The problem | Sort through the entries below and pull out lines containing the word "wartungsfreie".
- - - -
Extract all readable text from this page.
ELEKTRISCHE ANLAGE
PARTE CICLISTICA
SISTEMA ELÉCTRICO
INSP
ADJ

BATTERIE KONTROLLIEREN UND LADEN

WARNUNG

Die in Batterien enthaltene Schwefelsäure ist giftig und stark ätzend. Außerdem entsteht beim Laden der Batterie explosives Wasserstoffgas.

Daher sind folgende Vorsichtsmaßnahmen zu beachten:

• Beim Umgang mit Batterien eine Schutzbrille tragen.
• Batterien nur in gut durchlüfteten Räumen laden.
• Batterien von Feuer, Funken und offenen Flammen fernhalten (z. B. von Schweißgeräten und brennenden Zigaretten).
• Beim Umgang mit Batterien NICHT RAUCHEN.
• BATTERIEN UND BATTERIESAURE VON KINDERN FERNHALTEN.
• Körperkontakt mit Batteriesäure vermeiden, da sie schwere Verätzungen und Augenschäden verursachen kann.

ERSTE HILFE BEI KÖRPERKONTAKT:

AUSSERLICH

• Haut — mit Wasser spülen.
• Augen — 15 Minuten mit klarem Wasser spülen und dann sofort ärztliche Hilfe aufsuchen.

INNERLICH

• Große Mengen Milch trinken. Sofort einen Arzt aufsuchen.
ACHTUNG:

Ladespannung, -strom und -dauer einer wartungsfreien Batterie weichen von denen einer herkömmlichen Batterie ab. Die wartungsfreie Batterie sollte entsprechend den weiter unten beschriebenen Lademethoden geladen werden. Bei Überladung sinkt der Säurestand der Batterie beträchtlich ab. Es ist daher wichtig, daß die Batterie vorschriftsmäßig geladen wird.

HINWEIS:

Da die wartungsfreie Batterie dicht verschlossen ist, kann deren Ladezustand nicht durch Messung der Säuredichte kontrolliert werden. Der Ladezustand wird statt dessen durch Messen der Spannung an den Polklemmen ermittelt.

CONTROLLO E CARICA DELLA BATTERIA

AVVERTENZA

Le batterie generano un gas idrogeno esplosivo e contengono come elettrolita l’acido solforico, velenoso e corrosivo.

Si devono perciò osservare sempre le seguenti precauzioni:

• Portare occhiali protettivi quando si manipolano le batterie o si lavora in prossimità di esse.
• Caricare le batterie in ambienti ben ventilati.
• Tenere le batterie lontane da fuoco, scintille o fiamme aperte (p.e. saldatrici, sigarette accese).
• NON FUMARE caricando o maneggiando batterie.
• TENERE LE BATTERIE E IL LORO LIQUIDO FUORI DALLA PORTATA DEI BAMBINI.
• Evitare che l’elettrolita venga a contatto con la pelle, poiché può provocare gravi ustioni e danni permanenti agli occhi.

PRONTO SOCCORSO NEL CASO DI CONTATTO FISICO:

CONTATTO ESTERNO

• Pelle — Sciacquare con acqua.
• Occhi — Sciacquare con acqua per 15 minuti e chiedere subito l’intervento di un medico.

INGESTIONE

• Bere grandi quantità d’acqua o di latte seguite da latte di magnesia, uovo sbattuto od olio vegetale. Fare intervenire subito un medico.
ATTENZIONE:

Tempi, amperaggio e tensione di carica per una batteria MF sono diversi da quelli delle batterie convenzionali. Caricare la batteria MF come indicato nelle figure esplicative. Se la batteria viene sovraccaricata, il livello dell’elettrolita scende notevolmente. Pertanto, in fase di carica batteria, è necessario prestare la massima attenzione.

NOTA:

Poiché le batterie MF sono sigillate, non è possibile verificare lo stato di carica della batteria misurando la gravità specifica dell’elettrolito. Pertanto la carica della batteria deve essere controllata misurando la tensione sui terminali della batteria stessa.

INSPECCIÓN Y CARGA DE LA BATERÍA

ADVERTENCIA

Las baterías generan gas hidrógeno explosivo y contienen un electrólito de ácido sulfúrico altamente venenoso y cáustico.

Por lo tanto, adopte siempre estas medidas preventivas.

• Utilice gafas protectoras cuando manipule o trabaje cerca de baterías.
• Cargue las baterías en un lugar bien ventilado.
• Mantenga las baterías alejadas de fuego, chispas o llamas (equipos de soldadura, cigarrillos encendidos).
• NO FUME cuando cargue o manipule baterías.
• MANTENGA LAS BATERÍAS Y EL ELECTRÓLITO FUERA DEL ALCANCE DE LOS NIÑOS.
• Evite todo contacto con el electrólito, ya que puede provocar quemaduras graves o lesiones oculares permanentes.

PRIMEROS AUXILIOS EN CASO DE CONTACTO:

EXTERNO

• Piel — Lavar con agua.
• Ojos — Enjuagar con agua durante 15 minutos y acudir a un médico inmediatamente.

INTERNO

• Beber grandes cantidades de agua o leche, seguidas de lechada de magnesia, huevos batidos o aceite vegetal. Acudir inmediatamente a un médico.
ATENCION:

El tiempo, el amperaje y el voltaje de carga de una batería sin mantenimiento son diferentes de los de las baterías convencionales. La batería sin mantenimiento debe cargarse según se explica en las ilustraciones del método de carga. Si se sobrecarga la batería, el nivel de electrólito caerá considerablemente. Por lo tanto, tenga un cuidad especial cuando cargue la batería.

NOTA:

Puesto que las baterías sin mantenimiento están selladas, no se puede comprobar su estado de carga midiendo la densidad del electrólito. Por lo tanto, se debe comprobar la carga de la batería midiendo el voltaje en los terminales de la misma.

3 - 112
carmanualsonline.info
- - - -
Response to this exercise |
Ladespannung, -strom und -dauer einer wartungsfreien Batterie weichen von denen einer herkömmlichen Batterie ab. Die wartungsfreie Batterie sollte entsprechend den weiter unten beschriebenen Lademethoden geladen werden. Bei Überladung sinkt der Säurestand der Batterie beträchtlich ab. Es ist daher wichtig, daß die Batterie vorschriftsmäßig geladen wird.
Da die wartungsfreie Batterie dicht verschlossen ist, kann deren Ladezustand nicht durch Messung der Säuredichte kontrolliert werden. Der Ladezustand wird statt dessen durch Messen der Spannung an den Polklemmen ermittelt.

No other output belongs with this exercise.